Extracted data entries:
# # # # #

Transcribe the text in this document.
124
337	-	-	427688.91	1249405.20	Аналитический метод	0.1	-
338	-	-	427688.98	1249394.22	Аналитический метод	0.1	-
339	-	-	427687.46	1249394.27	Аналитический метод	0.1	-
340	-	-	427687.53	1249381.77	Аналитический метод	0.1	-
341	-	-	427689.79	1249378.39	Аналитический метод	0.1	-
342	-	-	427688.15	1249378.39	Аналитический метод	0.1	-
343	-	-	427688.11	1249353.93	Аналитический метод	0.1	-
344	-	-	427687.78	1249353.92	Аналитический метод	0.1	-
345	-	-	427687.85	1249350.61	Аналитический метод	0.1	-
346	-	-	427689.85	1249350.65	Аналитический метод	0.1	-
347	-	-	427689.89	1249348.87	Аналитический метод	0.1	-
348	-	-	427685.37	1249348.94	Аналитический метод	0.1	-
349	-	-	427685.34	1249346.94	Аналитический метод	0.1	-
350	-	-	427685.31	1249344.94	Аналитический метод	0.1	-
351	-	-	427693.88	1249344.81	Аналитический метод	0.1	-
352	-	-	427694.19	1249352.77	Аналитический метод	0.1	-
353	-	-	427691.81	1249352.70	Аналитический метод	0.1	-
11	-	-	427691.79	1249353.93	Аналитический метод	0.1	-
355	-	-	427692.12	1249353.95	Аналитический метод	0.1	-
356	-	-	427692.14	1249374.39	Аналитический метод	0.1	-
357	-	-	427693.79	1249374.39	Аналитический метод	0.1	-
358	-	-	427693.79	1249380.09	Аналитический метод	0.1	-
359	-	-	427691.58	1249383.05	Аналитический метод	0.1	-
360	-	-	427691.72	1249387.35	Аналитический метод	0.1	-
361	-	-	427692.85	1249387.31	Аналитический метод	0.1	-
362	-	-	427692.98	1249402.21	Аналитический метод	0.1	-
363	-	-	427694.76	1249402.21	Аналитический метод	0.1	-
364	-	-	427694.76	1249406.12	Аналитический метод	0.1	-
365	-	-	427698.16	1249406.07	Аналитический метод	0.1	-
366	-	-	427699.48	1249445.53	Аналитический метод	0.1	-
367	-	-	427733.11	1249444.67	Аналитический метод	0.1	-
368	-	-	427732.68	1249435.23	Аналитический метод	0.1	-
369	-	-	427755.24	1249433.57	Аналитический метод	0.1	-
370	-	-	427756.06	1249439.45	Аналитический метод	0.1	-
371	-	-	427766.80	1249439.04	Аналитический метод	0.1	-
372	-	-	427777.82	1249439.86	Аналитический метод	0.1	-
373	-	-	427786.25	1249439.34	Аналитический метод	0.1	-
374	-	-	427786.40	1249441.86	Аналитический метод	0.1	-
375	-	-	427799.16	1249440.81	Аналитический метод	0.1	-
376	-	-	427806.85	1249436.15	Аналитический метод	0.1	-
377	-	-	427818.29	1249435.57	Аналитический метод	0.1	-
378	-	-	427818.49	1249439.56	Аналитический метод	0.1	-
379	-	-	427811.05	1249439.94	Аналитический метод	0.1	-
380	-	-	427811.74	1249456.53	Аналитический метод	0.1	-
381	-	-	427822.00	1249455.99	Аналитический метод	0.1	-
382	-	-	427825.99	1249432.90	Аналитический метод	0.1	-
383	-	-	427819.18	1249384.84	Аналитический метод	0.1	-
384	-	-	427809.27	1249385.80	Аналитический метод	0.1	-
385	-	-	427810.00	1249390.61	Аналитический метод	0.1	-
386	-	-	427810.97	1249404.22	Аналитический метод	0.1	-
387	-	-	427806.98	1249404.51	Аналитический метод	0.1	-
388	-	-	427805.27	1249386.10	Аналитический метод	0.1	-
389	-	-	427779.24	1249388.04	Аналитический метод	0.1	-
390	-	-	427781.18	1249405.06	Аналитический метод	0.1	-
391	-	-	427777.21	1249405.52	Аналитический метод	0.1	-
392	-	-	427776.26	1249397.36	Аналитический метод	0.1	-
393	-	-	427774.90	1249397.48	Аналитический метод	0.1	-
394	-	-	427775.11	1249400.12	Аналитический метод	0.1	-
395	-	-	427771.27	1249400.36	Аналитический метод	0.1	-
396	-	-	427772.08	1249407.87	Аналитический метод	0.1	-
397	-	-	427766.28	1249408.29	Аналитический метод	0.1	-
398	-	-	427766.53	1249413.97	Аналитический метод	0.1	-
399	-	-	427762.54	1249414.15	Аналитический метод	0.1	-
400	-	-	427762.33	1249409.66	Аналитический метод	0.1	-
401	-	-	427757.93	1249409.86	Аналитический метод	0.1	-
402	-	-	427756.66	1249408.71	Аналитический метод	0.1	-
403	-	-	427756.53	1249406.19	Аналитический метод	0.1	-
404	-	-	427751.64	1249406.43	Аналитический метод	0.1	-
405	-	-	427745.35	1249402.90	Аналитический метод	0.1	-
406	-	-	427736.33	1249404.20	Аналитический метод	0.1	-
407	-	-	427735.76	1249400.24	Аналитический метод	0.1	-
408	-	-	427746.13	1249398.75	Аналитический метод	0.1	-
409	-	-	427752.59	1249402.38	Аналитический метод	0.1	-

# # # # #

▶ **Problem to work on**: Repeat the records above exactly.

▶ **The response**:
Transcribe the text in this document.
124
337	-	-	427688.91	1249405.20	Аналитический метод	0.1	-
338	-	-	427688.98	1249394.22	Аналитический метод	0.1	-
339	-	-	427687.46	1249394.27	Аналитический метод	0.1	-
340	-	-	427687.53	1249381.77	Аналитический метод	0.1	-
341	-	-	427689.79	1249378.39	Аналитический метод	0.1	-
342	-	-	427688.15	1249378.39	Аналитический метод	0.1	-
343	-	-	427688.11	1249353.93	Аналитический метод	0.1	-
344	-	-	427687.78	1249353.92	Аналитический метод	0.1	-
345	-	-	427687.85	1249350.61	Аналитический метод	0.1	-
346	-	-	427689.85	1249350.65	Аналитический метод	0.1	-
347	-	-	427689.89	1249348.87	Аналитический метод	0.1	-
348	-	-	427685.37	1249348.94	Аналитический метод	0.1	-
349	-	-	427685.34	1249346.94	Аналитический метод	0.1	-
350	-	-	427685.31	1249344.94	Аналитический метод	0.1	-
351	-	-	427693.88	1249344.81	Аналитический метод	0.1	-
352	-	-	427694.19	1249352.77	Аналитический метод	0.1	-
353	-	-	427691.81	1249352.70	Аналитический метод	0.1	-
11	-	-	427691.79	1249353.93	Аналитический метод	0.1	-
355	-	-	427692.12	1249353.95	Аналитический метод	0.1	-
356	-	-	427692.14	1249374.39	Аналитический метод	0.1	-
357	-	-	427693.79	1249374.39	Аналитический метод	0.1	-
358	-	-	427693.79	1249380.09	Аналитический метод	0.1	-
359	-	-	427691.58	1249383.05	Аналитический метод	0.1	-
360	-	-	427691.72	1249387.35	Аналитический метод	0.1	-
361	-	-	427692.85	1249387.31	Аналитический метод	0.1	-
362	-	-	427692.98	1249402.21	Аналитический метод	0.1	-
363	-	-	427694.76	1249402.21	Аналитический метод	0.1	-
364	-	-	427694.76	1249406.12	Аналитический метод	0.1	-
365	-	-	427698.16	1249406.07	Аналитический метод	0.1	-
366	-	-	427699.48	1249445.53	Аналитический метод	0.1	-
367	-	-	427733.11	1249444.67	Аналитический метод	0.1	-
368	-	-	427732.68	1249435.23	Аналитический метод	0.1	-
369	-	-	427755.24	1249433.57	Аналитический метод	0.1	-
370	-	-	427756.06	1249439.45	Аналитический метод	0.1	-
371	-	-	427766.80	1249439.04	Аналитический метод	0.1	-
372	-	-	427777.82	1249439.86	Аналитический метод	0.1	-
373	-	-	427786.25	1249439.34	Аналитический метод	0.1	-
374	-	-	427786.40	1249441.86	Аналитический метод	0.1	-
375	-	-	427799.16	1249440.81	Аналитический метод	0.1	-
376	-	-	427806.85	1249436.15	Аналитический метод	0.1	-
377	-	-	427818.29	1249435.57	Аналитический метод	0.1	-
378	-	-	427818.49	1249439.56	Аналитический метод	0.1	-
379	-	-	427811.05	1249439.94	Аналитический метод	0.1	-
380	-	-	427811.74	1249456.53	Аналитический метод	0.1	-
381	-	-	427822.00	1249455.99	Аналитический метод	0.1	-
382	-	-	427825.99	1249432.90	Аналитический метод	0.1	-
383	-	-	427819.18	1249384.84	Аналитический метод	0.1	-
384	-	-	427809.27	1249385.80	Аналитический метод	0.1	-
385	-	-	427810.00	1249390.61	Аналитический метод	0.1	-
386	-	-	427810.97	1249404.22	Аналитический метод	0.1	-
387	-	-	427806.98	1249404.51	Аналитический метод	0.1	-
388	-	-	427805.27	1249386.10	Аналитический метод	0.1	-
389	-	-	427779.24	1249388.04	Аналитический метод	0.1	-
390	-	-	427781.18	1249405.06	Аналитический метод	0.1	-
391	-	-	427777.21	1249405.52	Аналитический метод	0.1	-
392	-	-	427776.26	1249397.36	Аналитический метод	0.1	-
393	-	-	427774.90	1249397.48	Аналитический метод	0.1	-
394	-	-	427775.11	1249400.12	Аналитический метод	0.1	-
395	-	-	427771.27	1249400.36	Аналитический метод	0.1	-
396	-	-	427772.08	1249407.87	Аналитический метод	0.1	-
397	-	-	427766.28	1249408.29	Аналитический метод	0.1	-
398	-	-	427766.53	1249413.97	Аналитический метод	0.1	-
399	-	-	427762.54	1249414.15	Аналитический метод	0.1	-
400	-	-	427762.33	1249409.66	Аналитический метод	0.1	-
401	-	-	427757.93	1249409.86	Аналитический метод	0.1	-
402	-	-	427756.66	1249408.71	Аналитический метод	0.1	-
403	-	-	427756.53	1249406.19	Аналитический метод	0.1	-
404	-	-	427751.64	1249406.43	Аналитический метод	0.1	-
405	-	-	427745.35	1249402.90	Аналитический метод	0.1	-
406	-	-	427736.33	1249404.20	Аналитический метод	0.1	-
407	-	-	427735.76	1249400.24	Аналитический метод	0.1	-
408	-	-	427746.13	1249398.75	Аналитический метод	0.1	-
409	-	-	427752.59	1249402.38	Аналитический метод	0.1	-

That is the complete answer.